---------- Working data ----------
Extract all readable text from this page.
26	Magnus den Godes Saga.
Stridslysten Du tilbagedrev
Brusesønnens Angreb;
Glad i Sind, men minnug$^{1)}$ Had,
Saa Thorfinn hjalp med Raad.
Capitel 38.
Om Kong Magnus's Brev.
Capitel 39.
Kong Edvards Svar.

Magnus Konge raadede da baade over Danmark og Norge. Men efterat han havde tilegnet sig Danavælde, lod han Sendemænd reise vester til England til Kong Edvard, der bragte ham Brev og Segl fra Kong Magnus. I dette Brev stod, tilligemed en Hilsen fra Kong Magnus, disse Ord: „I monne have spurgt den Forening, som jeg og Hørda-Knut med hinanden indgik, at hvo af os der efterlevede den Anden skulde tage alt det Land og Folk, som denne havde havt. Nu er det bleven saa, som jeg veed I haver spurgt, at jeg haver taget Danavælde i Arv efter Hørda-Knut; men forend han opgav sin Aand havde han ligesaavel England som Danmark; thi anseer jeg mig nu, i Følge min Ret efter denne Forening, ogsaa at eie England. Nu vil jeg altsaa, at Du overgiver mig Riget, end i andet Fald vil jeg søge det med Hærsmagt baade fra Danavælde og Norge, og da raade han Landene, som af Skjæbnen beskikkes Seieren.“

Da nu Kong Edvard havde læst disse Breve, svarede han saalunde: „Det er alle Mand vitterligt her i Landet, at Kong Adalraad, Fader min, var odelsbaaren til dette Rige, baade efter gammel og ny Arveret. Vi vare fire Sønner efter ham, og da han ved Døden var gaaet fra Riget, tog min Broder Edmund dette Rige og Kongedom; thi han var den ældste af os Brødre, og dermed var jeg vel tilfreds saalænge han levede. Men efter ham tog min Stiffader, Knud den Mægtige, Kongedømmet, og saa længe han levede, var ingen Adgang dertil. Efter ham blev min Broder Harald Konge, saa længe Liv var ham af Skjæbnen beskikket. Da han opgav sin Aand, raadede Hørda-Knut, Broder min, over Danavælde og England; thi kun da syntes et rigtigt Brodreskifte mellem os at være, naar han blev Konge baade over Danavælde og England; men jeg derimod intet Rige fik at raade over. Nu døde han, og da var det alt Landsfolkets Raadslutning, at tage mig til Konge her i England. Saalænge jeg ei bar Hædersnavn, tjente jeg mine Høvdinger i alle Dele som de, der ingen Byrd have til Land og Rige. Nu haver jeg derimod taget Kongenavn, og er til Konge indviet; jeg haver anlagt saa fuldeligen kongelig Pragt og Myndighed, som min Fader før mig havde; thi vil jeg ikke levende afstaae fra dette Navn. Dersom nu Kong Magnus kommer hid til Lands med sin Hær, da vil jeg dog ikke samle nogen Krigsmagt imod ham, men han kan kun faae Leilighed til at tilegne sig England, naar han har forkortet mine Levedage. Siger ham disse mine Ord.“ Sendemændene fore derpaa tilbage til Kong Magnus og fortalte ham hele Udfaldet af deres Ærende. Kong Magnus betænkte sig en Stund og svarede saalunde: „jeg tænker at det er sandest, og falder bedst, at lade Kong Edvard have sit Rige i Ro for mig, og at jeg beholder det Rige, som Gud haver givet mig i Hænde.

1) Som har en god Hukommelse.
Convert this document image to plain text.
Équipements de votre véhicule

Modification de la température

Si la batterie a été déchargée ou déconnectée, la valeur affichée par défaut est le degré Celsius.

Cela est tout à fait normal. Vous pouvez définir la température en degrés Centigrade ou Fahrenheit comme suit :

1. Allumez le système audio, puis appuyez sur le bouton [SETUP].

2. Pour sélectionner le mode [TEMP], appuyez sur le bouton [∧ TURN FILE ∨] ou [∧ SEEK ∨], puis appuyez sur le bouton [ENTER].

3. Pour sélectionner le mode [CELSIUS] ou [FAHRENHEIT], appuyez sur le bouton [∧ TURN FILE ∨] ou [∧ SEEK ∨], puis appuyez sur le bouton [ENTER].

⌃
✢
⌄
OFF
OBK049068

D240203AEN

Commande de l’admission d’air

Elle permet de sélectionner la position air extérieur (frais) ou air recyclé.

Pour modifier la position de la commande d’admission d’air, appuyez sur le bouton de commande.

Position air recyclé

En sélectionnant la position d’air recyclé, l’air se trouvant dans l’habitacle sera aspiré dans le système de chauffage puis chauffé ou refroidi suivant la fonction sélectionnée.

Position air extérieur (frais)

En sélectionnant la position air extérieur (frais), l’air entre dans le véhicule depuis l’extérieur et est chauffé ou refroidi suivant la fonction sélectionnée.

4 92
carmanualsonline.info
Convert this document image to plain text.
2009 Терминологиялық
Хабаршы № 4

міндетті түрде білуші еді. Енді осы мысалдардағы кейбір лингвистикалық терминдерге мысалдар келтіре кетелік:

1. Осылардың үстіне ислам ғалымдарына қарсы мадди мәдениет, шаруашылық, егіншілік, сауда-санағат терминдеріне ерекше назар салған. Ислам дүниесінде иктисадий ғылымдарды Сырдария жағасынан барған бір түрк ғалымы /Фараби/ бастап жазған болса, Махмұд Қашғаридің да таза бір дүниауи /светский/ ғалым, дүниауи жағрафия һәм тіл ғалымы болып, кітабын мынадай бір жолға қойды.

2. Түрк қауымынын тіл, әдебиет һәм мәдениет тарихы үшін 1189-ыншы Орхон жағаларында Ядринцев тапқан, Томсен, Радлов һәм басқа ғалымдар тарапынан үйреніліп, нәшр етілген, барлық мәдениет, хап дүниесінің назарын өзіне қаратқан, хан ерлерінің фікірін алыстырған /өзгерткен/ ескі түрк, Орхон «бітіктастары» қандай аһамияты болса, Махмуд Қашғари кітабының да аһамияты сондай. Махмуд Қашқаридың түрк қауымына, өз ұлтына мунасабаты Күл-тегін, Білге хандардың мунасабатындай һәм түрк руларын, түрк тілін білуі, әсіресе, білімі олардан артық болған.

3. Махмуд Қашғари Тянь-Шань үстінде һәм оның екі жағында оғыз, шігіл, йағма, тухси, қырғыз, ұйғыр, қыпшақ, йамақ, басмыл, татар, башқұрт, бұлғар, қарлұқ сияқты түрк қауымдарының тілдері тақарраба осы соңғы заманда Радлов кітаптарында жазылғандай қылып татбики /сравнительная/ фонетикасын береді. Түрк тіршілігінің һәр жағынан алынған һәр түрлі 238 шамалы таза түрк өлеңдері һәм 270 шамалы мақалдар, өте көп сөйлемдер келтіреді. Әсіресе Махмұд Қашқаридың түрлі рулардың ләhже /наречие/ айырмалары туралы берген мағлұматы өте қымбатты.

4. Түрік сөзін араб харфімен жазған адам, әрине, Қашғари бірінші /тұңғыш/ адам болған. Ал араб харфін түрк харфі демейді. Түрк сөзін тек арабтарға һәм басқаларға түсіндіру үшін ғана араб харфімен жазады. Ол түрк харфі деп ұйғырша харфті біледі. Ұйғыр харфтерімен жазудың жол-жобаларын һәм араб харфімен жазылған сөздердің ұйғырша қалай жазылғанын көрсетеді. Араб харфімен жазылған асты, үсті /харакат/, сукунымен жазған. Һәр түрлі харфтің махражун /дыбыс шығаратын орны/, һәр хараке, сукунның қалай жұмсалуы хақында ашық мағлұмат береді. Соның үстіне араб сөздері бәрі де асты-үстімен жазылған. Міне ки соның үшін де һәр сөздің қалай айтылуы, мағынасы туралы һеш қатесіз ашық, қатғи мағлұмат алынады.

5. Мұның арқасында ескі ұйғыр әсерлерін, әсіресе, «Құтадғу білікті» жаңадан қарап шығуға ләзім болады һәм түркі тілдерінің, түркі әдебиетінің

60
----------
Task statement: Using the data above, say how many lines include "bouton". No other reply is needed.

Exercise result: 4